Copy each line below that includes "Size".

**Collected data entries:**
▼

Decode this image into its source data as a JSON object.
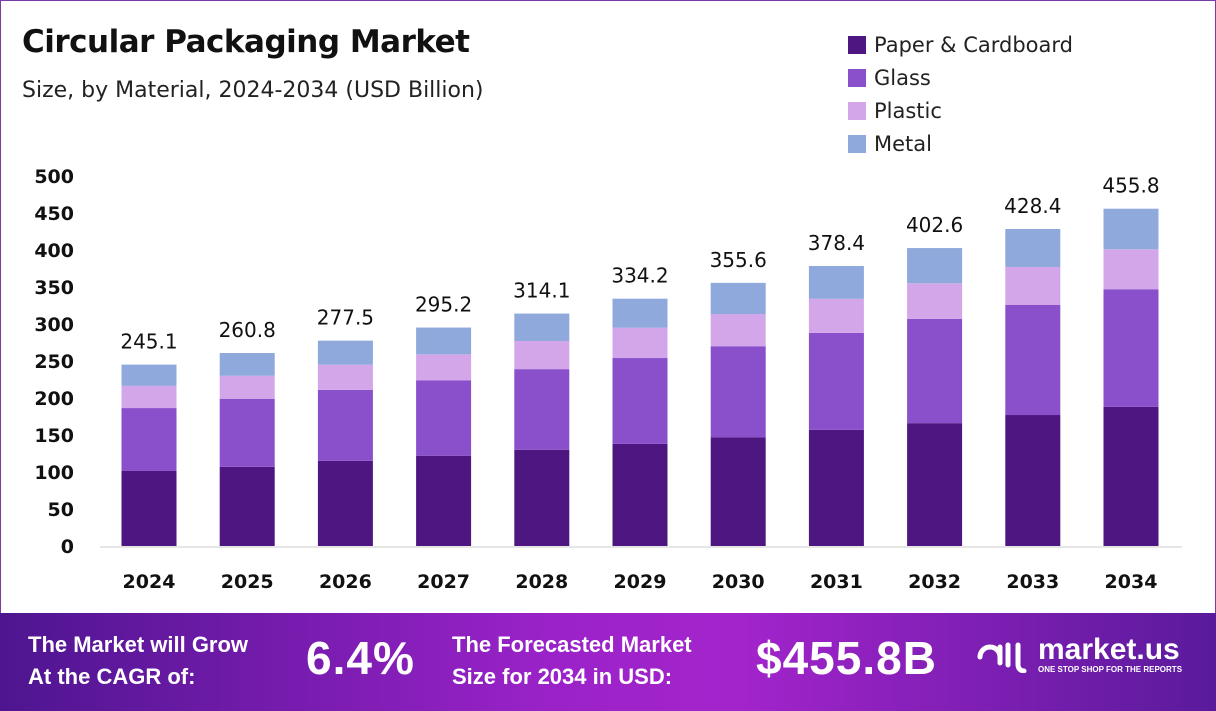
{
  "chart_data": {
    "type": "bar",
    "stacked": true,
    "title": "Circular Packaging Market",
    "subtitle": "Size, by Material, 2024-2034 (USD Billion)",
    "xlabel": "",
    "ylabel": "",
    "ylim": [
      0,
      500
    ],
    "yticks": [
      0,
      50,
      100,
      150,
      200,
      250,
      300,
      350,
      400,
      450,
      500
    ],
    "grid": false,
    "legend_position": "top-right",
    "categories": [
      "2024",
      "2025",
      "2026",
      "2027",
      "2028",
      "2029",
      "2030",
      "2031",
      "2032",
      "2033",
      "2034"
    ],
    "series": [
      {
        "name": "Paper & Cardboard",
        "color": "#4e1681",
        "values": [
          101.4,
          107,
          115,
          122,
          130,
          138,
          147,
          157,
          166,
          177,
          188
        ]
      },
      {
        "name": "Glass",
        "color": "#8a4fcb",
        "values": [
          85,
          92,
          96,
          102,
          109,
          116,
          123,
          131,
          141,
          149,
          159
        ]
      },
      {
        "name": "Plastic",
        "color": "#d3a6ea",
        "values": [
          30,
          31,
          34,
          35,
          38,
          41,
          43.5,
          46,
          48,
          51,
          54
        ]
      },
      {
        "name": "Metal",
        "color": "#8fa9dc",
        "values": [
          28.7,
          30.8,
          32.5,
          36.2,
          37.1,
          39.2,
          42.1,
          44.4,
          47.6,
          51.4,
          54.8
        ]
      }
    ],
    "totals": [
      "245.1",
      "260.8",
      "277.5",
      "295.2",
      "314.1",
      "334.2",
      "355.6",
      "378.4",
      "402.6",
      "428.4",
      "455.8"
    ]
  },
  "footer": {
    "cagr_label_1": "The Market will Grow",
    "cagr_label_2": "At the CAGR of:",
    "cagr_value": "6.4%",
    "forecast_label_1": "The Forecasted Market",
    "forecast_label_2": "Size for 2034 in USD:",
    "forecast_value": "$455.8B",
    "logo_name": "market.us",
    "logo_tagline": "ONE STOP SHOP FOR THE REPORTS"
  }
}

▲

**In response:**
    "subtitle": "Size, by Material, 2024-2034 (USD Billion)",
    "forecast_label_2": "Size for 2034 in USD:",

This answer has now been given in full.